_Selected text_
>> BEGIN

Mixed signals from Saturn
Weekly staff meeting, Mission Control, Tuesday, July 18, 2017, 10:15 a.m. -- Earl Maize takes his usual place, at the end of a long table nearest the door of a nondescript conference room.
Only a hierarchy of Cassini team headshots, pinned to one wall, identifies this as the discussion hub for one of history’s most successful space missions.
Many in the headshots are represented around the room, in places solidified over 20 years of weekly meetings. Project Scientist Linda Spilker sits on Maize’s left. On her side of the table is Mission Planner Erick Sturm, and next to him Julie Webster, leader of the spacecraft operations team, in essence Cassini’s chief engineer. David Doody, supervisor of the control room “aces” who make sure signals get to and from the spacecraft, takes his regular spot at the back right corner of the table.
Others prefer to sit safely with their backs to the wall, or in the two rows of chairs lined up behind Maize.
Today, Maize has a problem: the time when Cassini will send its final signal from Saturn keeps changing.
A set time would assist NASA Television, not to mention hundreds of media and dignitaries. But since no craft has ever dived into Saturn’s atmosphere, calling the critical moment is a matter of informed guesswork.
Maize and Sturm go back and forth on the time of signal loss, which has been creeping backwards from the original estimate of 5:08 a.m. on Sept. 15.
Maize tables the issue pending updated calculations.
“Someone’s got to figure out when the hell we’re going to hit Saturn,” he blurts out.
He does not sound angry. It is not clear he knows how to sound angry. Maize delivers his news in a Midwest-tinged aw shucks manner, whether discussing the death of a spacecraft or office space comings and goings.
He is consistent with dress, too, in a uniform of grey cross trainers, tan khakis, a navy or Cassini-purple golf polo, and silver wire-rimmed glasses framing a silvery crewcut.
He ends with praise befitting a one-way mission to the outer solar system.
“You’ve done exactly what you wanted to do. You’re in the middle of nowhere without gas.”
Grand Finale, 4:20 a.m. – Cassini is plummeting towards the equator from above the north pole and its mysterious hexagonal hole in the clouds, which the spacecraft discovered. In the last half hour, the inexorable pull of Saturn’s gravity has increased Cassini’s speed from 50,000 mph to more than 65,000 mph (104,000 kph). Every three minutes adds another 1,000 mph. The spacecraft is less than 15,000 miles (24,000 kilometers) from the surface of a planet it will reach only in pieces, and more than 900 million miles (1.5 billion kilometers) from Earth.
Update from Mission Planning: “The spacecraft has just crossed 50 degrees north latitude.”
Radio science under the radar
Mission Control, Wednesday, July 19 -- A billion miles away, the only manufactured object near Saturn beams a signal to Earth through the rings. The pattern of disruption in the radio waves speaks eloquently to scientists who study the rings, and who will mine Cassini’s data for generations.

>> END

(Layout annotation data)

>> BEGIN

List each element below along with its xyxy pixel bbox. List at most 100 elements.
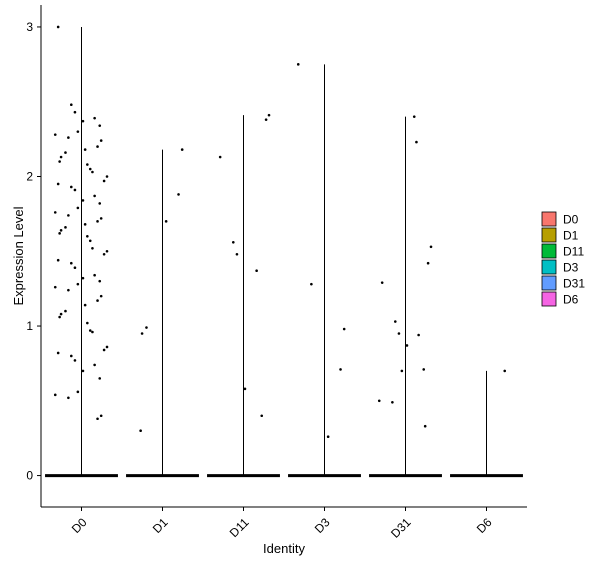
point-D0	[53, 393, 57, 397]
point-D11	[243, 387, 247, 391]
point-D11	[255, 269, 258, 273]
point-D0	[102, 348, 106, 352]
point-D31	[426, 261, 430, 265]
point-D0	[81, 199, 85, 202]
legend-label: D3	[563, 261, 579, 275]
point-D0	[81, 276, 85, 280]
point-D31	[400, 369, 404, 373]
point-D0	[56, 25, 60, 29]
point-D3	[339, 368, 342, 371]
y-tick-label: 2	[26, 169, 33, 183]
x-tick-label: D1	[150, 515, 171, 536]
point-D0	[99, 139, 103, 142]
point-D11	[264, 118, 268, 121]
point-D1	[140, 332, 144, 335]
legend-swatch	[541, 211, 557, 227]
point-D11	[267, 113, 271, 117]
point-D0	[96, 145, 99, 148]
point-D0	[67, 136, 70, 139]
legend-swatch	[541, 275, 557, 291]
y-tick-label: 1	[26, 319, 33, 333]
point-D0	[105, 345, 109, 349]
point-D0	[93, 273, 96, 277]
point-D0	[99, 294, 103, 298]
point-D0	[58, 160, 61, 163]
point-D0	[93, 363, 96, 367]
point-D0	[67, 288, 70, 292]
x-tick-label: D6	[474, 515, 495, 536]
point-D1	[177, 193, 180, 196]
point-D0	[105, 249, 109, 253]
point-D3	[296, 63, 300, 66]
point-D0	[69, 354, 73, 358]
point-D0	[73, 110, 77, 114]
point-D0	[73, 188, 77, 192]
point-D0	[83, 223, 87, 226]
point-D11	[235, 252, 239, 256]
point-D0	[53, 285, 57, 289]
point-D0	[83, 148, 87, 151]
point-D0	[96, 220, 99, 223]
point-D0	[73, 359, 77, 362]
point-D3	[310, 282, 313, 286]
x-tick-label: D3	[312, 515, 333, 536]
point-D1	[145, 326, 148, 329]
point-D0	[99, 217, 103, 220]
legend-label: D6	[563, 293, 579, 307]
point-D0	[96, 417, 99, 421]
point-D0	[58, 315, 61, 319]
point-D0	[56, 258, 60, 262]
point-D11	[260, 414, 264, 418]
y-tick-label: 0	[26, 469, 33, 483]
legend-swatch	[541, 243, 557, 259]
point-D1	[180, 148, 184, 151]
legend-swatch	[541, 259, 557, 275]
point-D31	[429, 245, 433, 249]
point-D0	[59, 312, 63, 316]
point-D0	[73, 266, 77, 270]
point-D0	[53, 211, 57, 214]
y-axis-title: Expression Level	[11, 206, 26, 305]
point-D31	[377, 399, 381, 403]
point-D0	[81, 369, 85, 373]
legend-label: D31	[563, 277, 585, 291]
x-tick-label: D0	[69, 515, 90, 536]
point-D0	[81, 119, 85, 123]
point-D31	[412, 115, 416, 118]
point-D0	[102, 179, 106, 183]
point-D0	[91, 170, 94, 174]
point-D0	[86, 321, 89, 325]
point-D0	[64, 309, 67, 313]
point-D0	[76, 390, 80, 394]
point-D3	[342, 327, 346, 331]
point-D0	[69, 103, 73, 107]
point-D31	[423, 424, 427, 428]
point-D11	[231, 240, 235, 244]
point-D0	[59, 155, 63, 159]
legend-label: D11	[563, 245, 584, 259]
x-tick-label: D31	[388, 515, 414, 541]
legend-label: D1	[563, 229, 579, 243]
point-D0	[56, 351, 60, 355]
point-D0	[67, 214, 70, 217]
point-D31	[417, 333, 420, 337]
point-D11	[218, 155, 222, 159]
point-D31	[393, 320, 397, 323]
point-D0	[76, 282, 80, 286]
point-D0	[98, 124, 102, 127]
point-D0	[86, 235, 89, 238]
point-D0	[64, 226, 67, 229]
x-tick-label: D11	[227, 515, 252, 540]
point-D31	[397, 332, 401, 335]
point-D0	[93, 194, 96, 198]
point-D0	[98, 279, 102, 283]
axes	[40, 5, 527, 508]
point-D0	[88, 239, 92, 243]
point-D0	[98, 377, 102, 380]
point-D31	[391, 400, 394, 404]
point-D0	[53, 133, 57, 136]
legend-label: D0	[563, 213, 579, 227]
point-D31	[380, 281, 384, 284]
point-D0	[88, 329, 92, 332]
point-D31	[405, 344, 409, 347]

>> END

Repeat the Cassini passage word for word, starting with "Others prefer to" and going on through "Saturn keeps changing.". These items come from a separate source.

_Exercise result_
Others prefer to sit safely with their backs to the wall, or in the two rows of chairs lined up behind Maize.
Today, Maize has a problem: the time when Cassini will send its final signal from Saturn keeps changing.